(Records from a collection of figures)
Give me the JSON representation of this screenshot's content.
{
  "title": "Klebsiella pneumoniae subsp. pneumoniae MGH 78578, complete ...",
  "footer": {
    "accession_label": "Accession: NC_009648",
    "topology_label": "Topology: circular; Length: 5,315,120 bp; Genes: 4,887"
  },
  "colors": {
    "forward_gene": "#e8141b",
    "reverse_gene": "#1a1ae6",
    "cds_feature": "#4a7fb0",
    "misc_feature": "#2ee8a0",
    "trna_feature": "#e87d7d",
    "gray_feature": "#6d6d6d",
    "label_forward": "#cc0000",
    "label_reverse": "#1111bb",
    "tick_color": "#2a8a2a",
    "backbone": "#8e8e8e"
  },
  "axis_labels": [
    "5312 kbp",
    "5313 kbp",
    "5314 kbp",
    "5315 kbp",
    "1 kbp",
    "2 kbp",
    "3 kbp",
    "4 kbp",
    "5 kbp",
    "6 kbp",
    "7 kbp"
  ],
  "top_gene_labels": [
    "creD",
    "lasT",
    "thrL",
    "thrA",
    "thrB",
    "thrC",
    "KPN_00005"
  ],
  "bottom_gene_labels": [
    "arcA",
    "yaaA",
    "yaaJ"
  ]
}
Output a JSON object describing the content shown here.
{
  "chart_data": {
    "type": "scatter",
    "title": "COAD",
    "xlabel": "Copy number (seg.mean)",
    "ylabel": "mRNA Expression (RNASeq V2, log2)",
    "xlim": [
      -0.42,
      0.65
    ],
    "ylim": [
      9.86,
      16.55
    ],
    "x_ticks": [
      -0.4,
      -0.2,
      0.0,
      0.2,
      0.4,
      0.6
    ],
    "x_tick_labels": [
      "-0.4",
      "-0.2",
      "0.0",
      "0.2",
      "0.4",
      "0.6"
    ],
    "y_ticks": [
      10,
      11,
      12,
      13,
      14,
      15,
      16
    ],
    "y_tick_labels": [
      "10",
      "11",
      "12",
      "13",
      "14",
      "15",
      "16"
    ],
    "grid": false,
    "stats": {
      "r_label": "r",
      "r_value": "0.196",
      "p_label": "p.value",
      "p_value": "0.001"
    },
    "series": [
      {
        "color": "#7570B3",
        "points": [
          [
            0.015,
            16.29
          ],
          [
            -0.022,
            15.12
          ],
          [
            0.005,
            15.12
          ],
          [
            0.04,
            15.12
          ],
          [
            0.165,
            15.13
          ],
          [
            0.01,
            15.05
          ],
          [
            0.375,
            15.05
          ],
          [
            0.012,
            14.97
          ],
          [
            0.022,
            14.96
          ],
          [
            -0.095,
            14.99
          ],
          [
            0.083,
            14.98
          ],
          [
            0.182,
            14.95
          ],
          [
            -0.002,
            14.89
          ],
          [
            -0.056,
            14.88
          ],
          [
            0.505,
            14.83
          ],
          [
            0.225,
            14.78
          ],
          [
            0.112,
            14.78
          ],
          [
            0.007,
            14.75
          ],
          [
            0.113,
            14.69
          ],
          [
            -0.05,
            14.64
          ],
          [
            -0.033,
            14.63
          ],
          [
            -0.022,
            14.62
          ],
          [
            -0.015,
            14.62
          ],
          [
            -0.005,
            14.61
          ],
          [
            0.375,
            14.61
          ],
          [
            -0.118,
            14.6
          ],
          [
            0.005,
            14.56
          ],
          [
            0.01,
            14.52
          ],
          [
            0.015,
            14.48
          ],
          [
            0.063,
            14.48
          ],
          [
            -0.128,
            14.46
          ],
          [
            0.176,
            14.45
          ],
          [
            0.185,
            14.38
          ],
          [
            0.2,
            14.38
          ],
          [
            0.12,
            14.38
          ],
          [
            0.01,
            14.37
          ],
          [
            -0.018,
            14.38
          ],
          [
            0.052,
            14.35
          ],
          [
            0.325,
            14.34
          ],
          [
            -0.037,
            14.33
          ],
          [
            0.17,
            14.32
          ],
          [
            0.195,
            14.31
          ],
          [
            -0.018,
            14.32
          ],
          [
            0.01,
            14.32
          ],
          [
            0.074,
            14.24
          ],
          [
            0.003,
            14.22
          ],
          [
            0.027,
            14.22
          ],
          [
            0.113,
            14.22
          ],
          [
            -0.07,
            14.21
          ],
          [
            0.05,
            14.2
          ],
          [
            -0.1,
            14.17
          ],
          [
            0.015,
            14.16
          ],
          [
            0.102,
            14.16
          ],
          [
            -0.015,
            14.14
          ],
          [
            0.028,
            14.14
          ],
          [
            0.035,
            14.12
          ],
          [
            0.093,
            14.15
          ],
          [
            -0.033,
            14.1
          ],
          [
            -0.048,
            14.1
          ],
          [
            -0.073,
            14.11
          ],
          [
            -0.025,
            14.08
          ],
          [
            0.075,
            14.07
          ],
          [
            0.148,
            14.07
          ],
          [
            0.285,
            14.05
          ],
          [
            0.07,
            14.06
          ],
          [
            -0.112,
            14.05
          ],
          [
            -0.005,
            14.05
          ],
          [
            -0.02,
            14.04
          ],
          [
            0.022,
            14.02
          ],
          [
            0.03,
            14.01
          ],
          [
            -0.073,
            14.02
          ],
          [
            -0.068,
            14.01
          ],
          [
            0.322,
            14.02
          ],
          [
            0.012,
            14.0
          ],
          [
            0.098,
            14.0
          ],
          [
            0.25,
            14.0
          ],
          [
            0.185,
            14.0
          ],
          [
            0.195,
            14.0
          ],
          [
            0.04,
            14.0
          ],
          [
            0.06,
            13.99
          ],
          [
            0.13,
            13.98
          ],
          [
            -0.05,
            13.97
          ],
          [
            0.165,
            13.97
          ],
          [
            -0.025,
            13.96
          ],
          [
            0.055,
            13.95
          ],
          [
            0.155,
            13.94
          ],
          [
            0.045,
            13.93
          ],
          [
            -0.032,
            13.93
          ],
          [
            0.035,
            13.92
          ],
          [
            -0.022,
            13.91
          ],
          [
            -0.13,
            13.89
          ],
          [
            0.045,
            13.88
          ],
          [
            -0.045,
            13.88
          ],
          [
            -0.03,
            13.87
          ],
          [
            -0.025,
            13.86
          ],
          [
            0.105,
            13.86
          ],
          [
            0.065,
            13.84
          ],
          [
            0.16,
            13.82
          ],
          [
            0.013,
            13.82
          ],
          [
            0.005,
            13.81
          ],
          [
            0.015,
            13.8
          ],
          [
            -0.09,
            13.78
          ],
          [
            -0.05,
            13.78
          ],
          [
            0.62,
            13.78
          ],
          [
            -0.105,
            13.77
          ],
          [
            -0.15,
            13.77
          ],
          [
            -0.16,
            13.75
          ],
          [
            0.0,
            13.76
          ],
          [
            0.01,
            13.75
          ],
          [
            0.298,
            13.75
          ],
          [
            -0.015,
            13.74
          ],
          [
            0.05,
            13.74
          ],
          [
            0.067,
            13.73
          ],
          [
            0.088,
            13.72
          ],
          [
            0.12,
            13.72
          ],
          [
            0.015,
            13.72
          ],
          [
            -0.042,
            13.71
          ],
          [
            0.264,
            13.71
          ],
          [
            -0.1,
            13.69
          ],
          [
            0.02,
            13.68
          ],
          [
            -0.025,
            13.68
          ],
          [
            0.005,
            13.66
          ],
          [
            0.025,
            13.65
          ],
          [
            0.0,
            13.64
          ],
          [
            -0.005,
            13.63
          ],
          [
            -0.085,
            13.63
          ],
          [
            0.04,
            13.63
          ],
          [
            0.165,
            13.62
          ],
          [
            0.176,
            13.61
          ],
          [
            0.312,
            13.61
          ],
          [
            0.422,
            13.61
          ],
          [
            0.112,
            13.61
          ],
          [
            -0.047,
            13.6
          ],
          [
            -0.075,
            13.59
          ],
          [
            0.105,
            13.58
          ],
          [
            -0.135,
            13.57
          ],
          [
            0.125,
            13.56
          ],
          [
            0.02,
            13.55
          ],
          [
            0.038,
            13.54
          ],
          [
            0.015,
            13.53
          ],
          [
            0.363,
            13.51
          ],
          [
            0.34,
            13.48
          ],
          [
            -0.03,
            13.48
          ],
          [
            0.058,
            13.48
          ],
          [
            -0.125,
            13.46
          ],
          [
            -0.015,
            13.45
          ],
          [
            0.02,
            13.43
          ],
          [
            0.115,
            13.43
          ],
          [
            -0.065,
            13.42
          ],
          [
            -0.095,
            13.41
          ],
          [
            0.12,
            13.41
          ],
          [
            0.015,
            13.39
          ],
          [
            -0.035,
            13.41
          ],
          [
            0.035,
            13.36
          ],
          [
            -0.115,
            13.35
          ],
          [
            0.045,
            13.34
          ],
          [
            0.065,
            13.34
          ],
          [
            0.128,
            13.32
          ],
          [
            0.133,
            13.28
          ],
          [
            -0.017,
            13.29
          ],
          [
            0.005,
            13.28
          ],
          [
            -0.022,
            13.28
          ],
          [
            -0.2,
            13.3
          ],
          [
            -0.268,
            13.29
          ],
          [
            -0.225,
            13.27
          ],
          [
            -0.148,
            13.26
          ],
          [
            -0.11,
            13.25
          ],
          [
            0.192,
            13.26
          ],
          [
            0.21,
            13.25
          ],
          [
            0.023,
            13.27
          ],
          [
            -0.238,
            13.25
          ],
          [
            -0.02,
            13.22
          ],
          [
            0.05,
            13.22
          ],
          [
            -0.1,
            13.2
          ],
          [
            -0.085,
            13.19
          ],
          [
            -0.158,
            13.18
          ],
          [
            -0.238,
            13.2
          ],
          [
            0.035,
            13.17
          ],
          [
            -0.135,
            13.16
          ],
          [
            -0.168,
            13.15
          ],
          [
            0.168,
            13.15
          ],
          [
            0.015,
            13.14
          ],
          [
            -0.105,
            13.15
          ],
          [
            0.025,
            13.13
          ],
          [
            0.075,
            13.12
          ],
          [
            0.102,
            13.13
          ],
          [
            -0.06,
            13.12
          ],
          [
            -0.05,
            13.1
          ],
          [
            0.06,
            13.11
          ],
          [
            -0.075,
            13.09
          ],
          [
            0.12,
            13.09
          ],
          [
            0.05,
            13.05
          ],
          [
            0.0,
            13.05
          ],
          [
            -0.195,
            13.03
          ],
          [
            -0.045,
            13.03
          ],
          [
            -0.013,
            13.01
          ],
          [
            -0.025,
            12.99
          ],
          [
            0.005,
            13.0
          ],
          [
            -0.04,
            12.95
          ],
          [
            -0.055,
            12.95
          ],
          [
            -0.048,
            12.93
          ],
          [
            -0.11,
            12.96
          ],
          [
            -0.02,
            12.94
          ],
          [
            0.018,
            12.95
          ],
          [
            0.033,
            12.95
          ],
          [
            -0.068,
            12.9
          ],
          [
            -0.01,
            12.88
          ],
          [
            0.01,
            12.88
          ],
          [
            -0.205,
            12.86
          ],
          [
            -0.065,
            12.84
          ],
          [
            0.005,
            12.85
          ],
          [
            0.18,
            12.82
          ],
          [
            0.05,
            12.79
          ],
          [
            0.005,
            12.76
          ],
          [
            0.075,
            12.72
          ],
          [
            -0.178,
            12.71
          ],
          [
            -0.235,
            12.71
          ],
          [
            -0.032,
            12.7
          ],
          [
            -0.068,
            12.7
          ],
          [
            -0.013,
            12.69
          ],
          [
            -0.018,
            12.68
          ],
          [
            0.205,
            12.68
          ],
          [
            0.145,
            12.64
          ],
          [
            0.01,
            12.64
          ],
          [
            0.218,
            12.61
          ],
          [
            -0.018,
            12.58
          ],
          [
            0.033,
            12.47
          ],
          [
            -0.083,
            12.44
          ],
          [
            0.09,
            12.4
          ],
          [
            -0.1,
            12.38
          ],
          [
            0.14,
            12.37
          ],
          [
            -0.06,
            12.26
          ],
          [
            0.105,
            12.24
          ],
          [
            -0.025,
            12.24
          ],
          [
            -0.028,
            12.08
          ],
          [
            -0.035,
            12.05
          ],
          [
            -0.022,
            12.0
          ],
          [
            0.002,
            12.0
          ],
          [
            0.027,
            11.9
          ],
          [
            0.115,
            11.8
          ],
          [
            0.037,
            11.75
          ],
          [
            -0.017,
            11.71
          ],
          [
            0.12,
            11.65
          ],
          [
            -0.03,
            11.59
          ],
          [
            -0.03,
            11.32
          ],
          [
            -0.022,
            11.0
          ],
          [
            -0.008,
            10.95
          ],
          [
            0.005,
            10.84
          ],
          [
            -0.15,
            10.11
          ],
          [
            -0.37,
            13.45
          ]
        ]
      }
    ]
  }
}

— EXERCISE DIRECTIONS —
For the word "content", return every line of the records that holds it.

— TASK RESULT —
Give me the JSON representation of this screenshot's content.
Output a JSON object describing the content shown here.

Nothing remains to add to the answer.